• _Challenge_
Below is a set of records; print all of them exactly as written.

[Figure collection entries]
** BEGIN **

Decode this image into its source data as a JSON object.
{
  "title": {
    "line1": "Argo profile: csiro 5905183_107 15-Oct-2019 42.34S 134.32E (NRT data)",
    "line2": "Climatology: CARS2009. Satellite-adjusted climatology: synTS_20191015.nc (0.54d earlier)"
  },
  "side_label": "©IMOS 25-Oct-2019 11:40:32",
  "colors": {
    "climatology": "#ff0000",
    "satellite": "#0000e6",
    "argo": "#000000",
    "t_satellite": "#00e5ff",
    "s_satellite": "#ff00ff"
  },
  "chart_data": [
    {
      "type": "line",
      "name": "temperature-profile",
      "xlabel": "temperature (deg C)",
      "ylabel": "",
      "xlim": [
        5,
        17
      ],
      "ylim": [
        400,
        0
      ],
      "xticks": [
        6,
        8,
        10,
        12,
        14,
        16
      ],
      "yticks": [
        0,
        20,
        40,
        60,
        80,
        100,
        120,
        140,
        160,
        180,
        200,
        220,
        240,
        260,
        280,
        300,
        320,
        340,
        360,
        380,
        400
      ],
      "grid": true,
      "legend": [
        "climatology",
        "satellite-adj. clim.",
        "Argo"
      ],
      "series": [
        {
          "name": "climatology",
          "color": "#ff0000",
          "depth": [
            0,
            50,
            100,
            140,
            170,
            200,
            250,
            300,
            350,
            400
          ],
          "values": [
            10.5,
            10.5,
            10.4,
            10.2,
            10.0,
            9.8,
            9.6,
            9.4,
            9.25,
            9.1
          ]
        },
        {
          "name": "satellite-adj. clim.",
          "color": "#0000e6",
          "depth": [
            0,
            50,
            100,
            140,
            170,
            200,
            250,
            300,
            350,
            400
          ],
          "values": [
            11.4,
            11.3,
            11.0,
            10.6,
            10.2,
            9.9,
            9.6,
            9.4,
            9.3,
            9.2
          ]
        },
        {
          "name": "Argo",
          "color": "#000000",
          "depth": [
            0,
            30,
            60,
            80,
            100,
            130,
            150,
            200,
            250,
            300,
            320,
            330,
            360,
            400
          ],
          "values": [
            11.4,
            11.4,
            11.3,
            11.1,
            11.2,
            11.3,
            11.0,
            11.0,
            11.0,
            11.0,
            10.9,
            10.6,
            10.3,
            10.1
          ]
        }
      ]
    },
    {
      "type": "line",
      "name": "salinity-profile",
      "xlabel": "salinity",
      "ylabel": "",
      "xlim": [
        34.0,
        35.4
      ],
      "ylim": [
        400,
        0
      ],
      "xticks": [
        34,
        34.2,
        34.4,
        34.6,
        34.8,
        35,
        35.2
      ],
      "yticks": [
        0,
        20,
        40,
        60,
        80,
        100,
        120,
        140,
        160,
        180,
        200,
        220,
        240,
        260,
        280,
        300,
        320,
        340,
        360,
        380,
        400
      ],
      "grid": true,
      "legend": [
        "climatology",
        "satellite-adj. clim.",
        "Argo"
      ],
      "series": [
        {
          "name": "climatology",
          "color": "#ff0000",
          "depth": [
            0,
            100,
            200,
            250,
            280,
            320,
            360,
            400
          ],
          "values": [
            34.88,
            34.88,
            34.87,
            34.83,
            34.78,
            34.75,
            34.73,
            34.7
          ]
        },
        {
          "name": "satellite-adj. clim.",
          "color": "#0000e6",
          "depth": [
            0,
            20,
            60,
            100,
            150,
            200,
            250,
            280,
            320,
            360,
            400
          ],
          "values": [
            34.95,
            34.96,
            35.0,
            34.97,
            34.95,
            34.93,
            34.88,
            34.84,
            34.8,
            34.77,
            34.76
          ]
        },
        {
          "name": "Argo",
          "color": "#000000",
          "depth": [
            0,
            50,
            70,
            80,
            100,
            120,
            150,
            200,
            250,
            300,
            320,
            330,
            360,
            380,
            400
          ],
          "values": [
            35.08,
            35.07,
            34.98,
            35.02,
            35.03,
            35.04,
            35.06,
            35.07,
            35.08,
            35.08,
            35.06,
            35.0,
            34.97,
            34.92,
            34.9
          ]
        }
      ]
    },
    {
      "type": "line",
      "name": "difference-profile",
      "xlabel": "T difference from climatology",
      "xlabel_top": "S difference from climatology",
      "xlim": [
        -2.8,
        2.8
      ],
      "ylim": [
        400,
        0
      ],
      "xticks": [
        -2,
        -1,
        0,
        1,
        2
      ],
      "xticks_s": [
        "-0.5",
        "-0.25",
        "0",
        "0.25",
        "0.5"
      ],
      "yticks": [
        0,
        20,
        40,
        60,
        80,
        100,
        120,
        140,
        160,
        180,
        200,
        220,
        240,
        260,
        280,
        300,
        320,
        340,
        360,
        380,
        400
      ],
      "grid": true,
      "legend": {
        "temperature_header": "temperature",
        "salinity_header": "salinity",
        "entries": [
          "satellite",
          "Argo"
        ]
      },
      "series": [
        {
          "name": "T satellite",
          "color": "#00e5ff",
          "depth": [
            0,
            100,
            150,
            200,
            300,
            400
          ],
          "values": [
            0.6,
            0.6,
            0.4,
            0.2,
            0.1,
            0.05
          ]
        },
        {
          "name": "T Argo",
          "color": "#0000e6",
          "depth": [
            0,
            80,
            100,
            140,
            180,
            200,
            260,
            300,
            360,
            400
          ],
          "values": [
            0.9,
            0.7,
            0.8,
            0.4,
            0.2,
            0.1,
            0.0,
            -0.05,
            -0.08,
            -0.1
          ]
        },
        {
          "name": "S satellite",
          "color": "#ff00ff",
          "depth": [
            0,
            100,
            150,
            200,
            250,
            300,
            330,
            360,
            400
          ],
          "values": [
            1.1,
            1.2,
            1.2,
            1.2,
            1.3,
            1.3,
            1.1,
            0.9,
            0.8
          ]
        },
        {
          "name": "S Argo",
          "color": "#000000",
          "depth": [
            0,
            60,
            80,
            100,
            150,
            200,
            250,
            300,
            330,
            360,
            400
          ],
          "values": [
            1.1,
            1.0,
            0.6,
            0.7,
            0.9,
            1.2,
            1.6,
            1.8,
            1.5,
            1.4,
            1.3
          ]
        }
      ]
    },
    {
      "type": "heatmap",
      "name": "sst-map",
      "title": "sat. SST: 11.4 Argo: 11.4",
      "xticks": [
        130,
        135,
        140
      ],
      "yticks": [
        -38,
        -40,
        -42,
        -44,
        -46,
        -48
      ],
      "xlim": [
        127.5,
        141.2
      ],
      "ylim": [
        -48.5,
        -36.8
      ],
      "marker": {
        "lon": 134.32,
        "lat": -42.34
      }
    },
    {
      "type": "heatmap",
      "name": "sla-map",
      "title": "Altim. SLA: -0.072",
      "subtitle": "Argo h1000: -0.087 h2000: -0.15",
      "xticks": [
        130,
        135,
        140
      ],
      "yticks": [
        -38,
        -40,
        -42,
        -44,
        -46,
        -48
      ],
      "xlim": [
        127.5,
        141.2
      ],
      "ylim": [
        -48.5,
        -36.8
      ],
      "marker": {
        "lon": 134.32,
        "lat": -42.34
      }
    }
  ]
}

** END **

• _Finished exercise_
Decode this image into its source data as a JSON object.
{
  "title": {
    "line1": "Argo profile: csiro 5905183_107 15-Oct-2019 42.34S 134.32E (NRT data)",
    "line2": "Climatology: CARS2009. Satellite-adjusted climatology: synTS_20191015.nc (0.54d earlier)"
  },
  "side_label": "©IMOS 25-Oct-2019 11:40:32",
  "colors": {
    "climatology": "#ff0000",
    "satellite": "#0000e6",
    "argo": "#000000",
    "t_satellite": "#00e5ff",
    "s_satellite": "#ff00ff"
  },
  "chart_data": [
    {
      "type": "line",
      "name": "temperature-profile",
      "xlabel": "temperature (deg C)",
      "ylabel": "",
      "xlim": [
        5,
        17
      ],
      "ylim": [
        400,
        0
      ],
      "xticks": [
        6,
        8,
        10,
        12,
        14,
        16
      ],
      "yticks": [
        0,
        20,
        40,
        60,
        80,
        100,
        120,
        140,
        160,
        180,
        200,
        220,
        240,
        260,
        280,
        300,
        320,
        340,
        360,
        380,
        400
      ],
      "grid": true,
      "legend": [
        "climatology",
        "satellite-adj. clim.",
        "Argo"
      ],
      "series": [
        {
          "name": "climatology",
          "color": "#ff0000",
          "depth": [
            0,
            50,
            100,
            140,
            170,
            200,
            250,
            300,
            350,
            400
          ],
          "values": [
            10.5,
            10.5,
            10.4,
            10.2,
            10.0,
            9.8,
            9.6,
            9.4,
            9.25,
            9.1
          ]
        },
        {
          "name": "satellite-adj. clim.",
          "color": "#0000e6",
          "depth": [
            0,
            50,
            100,
            140,
            170,
            200,
            250,
            300,
            350,
            400
          ],
          "values": [
            11.4,
            11.3,
            11.0,
            10.6,
            10.2,
            9.9,
            9.6,
            9.4,
            9.3,
            9.2
          ]
        },
        {
          "name": "Argo",
          "color": "#000000",
          "depth": [
            0,
            30,
            60,
            80,
            100,
            130,
            150,
            200,
            250,
            300,
            320,
            330,
            360,
            400
          ],
          "values": [
            11.4,
            11.4,
            11.3,
            11.1,
            11.2,
            11.3,
            11.0,
            11.0,
            11.0,
            11.0,
            10.9,
            10.6,
            10.3,
            10.1
          ]
        }
      ]
    },
    {
      "type": "line",
      "name": "salinity-profile",
      "xlabel": "salinity",
      "ylabel": "",
      "xlim": [
        34.0,
        35.4
      ],
      "ylim": [
        400,
        0
      ],
      "xticks": [
        34,
        34.2,
        34.4,
        34.6,
        34.8,
        35,
        35.2
      ],
      "yticks": [
        0,
        20,
        40,
        60,
        80,
        100,
        120,
        140,
        160,
        180,
        200,
        220,
        240,
        260,
        280,
        300,
        320,
        340,
        360,
        380,
        400
      ],
      "grid": true,
      "legend": [
        "climatology",
        "satellite-adj. clim.",
        "Argo"
      ],
      "series": [
        {
          "name": "climatology",
          "color": "#ff0000",
          "depth": [
            0,
            100,
            200,
            250,
            280,
            320,
            360,
            400
          ],
          "values": [
            34.88,
            34.88,
            34.87,
            34.83,
            34.78,
            34.75,
            34.73,
            34.7
          ]
        },
        {
          "name": "satellite-adj. clim.",
          "color": "#0000e6",
          "depth": [
            0,
            20,
            60,
            100,
            150,
            200,
            250,
            280,
            320,
            360,
            400
          ],
          "values": [
            34.95,
            34.96,
            35.0,
            34.97,
            34.95,
            34.93,
            34.88,
            34.84,
            34.8,
            34.77,
            34.76
          ]
        },
        {
          "name": "Argo",
          "color": "#000000",
          "depth": [
            0,
            50,
            70,
            80,
            100,
            120,
            150,
            200,
            250,
            300,
            320,
            330,
            360,
            380,
            400
          ],
          "values": [
            35.08,
            35.07,
            34.98,
            35.02,
            35.03,
            35.04,
            35.06,
            35.07,
            35.08,
            35.08,
            35.06,
            35.0,
            34.97,
            34.92,
            34.9
          ]
        }
      ]
    },
    {
      "type": "line",
      "name": "difference-profile",
      "xlabel": "T difference from climatology",
      "xlabel_top": "S difference from climatology",
      "xlim": [
        -2.8,
        2.8
      ],
      "ylim": [
        400,
        0
      ],
      "xticks": [
        -2,
        -1,
        0,
        1,
        2
      ],
      "xticks_s": [
        "-0.5",
        "-0.25",
        "0",
        "0.25",
        "0.5"
      ],
      "yticks": [
        0,
        20,
        40,
        60,
        80,
        100,
        120,
        140,
        160,
        180,
        200,
        220,
        240,
        260,
        280,
        300,
        320,
        340,
        360,
        380,
        400
      ],
      "grid": true,
      "legend": {
        "temperature_header": "temperature",
        "salinity_header": "salinity",
        "entries": [
          "satellite",
          "Argo"
        ]
      },
      "series": [
        {
          "name": "T satellite",
          "color": "#00e5ff",
          "depth": [
            0,
            100,
            150,
            200,
            300,
            400
          ],
          "values": [
            0.6,
            0.6,
            0.4,
            0.2,
            0.1,
            0.05
          ]
        },
        {
          "name": "T Argo",
          "color": "#0000e6",
          "depth": [
            0,
            80,
            100,
            140,
            180,
            200,
            260,
            300,
            360,
            400
          ],
          "values": [
            0.9,
            0.7,
            0.8,
            0.4,
            0.2,
            0.1,
            0.0,
            -0.05,
            -0.08,
            -0.1
          ]
        },
        {
          "name": "S satellite",
          "color": "#ff00ff",
          "depth": [
            0,
            100,
            150,
            200,
            250,
            300,
            330,
            360,
            400
          ],
          "values": [
            1.1,
            1.2,
            1.2,
            1.2,
            1.3,
            1.3,
            1.1,
            0.9,
            0.8
          ]
        },
        {
          "name": "S Argo",
          "color": "#000000",
          "depth": [
            0,
            60,
            80,
            100,
            150,
            200,
            250,
            300,
            330,
            360,
            400
          ],
          "values": [
            1.1,
            1.0,
            0.6,
            0.7,
            0.9,
            1.2,
            1.6,
            1.8,
            1.5,
            1.4,
            1.3
          ]
        }
      ]
    },
    {
      "type": "heatmap",
      "name": "sst-map",
      "title": "sat. SST: 11.4 Argo: 11.4",
      "xticks": [
        130,
        135,
        140
      ],
      "yticks": [
        -38,
        -40,
        -42,
        -44,
        -46,
        -48
      ],
      "xlim": [
        127.5,
        141.2
      ],
      "ylim": [
        -48.5,
        -36.8
      ],
      "marker": {
        "lon": 134.32,
        "lat": -42.34
      }
    },
    {
      "type": "heatmap",
      "name": "sla-map",
      "title": "Altim. SLA: -0.072",
      "subtitle": "Argo h1000: -0.087 h2000: -0.15",
      "xticks": [
        130,
        135,
        140
      ],
      "yticks": [
        -38,
        -40,
        -42,
        -44,
        -46,
        -48
      ],
      "xlim": [
        127.5,
        141.2
      ],
      "ylim": [
        -48.5,
        -36.8
      ],
      "marker": {
        "lon": 134.32,
        "lat": -42.34
      }
    }
  ]
}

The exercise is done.